:: DIRECTIVE ::
Scan each line of the records for the word "Lisboa" and extract the ones that have it.

[Chart and figure data]
"""

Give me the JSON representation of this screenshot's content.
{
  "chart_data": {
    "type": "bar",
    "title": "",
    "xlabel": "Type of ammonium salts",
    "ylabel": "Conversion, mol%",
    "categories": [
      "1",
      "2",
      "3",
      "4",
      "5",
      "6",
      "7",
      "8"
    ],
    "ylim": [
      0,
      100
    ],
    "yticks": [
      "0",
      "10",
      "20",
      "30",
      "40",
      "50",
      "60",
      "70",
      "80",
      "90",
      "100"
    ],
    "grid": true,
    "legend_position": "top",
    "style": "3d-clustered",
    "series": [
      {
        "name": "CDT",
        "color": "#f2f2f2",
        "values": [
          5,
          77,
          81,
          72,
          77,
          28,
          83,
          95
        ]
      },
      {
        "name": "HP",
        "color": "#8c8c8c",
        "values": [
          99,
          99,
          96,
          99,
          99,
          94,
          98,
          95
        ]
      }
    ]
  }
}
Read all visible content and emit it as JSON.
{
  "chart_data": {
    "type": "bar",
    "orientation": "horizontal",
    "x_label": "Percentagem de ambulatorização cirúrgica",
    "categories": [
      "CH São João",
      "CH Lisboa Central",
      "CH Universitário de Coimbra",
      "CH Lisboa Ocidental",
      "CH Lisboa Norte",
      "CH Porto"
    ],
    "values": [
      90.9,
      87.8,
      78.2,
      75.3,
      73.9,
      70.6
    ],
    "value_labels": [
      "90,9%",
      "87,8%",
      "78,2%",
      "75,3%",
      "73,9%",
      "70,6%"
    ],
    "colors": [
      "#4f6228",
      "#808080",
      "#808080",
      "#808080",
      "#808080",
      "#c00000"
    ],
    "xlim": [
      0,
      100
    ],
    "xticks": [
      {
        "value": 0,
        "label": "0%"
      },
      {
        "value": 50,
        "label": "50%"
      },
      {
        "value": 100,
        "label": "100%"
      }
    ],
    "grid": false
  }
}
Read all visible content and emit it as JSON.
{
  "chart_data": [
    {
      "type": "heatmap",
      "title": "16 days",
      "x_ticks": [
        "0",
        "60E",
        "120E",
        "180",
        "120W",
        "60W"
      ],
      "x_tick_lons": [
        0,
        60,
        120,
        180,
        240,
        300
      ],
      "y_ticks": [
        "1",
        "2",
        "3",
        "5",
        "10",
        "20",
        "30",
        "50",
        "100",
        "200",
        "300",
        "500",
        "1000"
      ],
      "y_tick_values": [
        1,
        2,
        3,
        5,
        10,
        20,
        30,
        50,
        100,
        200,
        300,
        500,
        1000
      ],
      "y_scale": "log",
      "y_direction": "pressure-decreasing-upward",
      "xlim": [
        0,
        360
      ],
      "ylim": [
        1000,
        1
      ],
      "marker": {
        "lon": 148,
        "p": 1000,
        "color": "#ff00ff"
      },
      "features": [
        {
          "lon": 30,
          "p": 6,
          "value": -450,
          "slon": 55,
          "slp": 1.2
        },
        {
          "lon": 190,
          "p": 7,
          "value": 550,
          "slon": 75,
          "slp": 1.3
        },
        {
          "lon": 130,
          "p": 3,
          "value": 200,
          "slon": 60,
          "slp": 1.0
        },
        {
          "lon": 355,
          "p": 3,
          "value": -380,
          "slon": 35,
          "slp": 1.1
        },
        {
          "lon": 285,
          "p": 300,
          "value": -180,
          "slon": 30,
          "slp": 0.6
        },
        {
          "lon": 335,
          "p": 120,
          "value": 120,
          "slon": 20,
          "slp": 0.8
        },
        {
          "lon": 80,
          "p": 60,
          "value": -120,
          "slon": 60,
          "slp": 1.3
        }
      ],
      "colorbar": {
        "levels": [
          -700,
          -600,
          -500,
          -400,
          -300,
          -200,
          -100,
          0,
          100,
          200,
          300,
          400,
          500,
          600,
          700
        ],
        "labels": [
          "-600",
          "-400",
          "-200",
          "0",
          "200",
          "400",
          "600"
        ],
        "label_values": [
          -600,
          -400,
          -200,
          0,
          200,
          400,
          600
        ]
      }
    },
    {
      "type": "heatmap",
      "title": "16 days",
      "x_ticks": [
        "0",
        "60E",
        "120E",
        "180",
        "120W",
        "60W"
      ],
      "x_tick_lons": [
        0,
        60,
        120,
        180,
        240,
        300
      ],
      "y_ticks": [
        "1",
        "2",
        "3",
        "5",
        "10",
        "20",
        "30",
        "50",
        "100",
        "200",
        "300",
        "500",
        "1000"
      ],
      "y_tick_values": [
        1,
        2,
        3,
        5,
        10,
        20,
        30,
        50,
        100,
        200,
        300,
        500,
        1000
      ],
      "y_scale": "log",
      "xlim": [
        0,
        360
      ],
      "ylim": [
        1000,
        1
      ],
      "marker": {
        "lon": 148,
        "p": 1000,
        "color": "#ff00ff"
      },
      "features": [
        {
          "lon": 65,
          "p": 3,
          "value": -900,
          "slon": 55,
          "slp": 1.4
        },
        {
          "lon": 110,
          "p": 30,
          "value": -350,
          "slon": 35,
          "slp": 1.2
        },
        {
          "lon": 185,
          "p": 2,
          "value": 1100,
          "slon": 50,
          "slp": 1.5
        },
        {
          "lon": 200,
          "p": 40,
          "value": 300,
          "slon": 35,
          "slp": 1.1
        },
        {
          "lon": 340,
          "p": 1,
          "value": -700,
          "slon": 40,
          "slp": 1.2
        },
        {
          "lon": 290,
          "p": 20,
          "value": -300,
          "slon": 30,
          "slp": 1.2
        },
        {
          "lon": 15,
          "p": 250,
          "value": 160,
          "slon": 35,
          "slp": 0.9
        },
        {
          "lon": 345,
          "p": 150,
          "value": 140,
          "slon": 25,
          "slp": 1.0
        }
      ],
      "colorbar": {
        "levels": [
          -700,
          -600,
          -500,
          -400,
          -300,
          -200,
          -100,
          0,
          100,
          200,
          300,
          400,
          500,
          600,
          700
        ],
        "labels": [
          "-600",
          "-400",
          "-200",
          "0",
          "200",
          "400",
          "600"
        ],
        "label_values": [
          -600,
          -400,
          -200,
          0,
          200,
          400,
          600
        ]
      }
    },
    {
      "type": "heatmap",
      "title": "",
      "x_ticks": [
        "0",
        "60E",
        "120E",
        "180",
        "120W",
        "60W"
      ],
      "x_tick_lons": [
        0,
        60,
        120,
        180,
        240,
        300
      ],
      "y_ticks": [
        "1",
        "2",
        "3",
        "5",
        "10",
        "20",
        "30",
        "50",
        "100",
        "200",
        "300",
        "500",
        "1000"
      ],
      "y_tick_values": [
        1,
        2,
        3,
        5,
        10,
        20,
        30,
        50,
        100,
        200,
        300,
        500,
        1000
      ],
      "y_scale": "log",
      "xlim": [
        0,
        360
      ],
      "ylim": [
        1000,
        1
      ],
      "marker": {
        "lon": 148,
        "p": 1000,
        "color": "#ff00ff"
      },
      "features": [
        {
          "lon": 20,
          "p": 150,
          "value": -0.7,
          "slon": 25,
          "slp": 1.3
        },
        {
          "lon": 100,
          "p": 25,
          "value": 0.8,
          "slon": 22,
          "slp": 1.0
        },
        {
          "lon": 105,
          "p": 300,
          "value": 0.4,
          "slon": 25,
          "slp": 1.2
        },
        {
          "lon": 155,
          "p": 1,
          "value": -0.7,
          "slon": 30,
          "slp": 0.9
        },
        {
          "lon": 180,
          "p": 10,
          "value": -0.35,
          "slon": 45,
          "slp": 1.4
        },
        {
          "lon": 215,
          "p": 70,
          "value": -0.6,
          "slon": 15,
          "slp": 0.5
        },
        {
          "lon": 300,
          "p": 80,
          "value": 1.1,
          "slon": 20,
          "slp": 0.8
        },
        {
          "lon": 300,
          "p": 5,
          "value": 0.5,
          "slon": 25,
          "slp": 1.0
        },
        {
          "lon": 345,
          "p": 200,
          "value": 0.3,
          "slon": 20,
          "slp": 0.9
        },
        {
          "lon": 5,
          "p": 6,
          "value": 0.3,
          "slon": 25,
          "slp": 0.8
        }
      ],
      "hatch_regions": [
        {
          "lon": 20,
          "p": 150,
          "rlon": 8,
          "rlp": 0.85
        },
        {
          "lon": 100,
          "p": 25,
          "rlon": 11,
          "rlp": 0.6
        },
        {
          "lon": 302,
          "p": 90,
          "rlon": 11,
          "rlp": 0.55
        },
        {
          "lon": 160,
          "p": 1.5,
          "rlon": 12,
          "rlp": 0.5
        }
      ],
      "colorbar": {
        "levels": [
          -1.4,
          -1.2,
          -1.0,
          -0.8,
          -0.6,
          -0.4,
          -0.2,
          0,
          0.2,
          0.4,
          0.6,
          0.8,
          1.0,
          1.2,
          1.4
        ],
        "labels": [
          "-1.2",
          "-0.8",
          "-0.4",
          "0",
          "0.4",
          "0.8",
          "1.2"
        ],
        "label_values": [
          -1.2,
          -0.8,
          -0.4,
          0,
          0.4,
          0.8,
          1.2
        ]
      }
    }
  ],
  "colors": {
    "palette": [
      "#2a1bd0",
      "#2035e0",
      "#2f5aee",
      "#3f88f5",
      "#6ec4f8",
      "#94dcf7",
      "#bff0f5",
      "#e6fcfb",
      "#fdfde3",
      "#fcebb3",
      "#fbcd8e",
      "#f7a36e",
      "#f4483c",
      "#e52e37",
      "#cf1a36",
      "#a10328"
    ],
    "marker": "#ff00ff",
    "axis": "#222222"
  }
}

"""

:: EXERCISE SOLUTION ::
      "CH Lisboa Central",
      "CH Lisboa Ocidental",
      "CH Lisboa Norte",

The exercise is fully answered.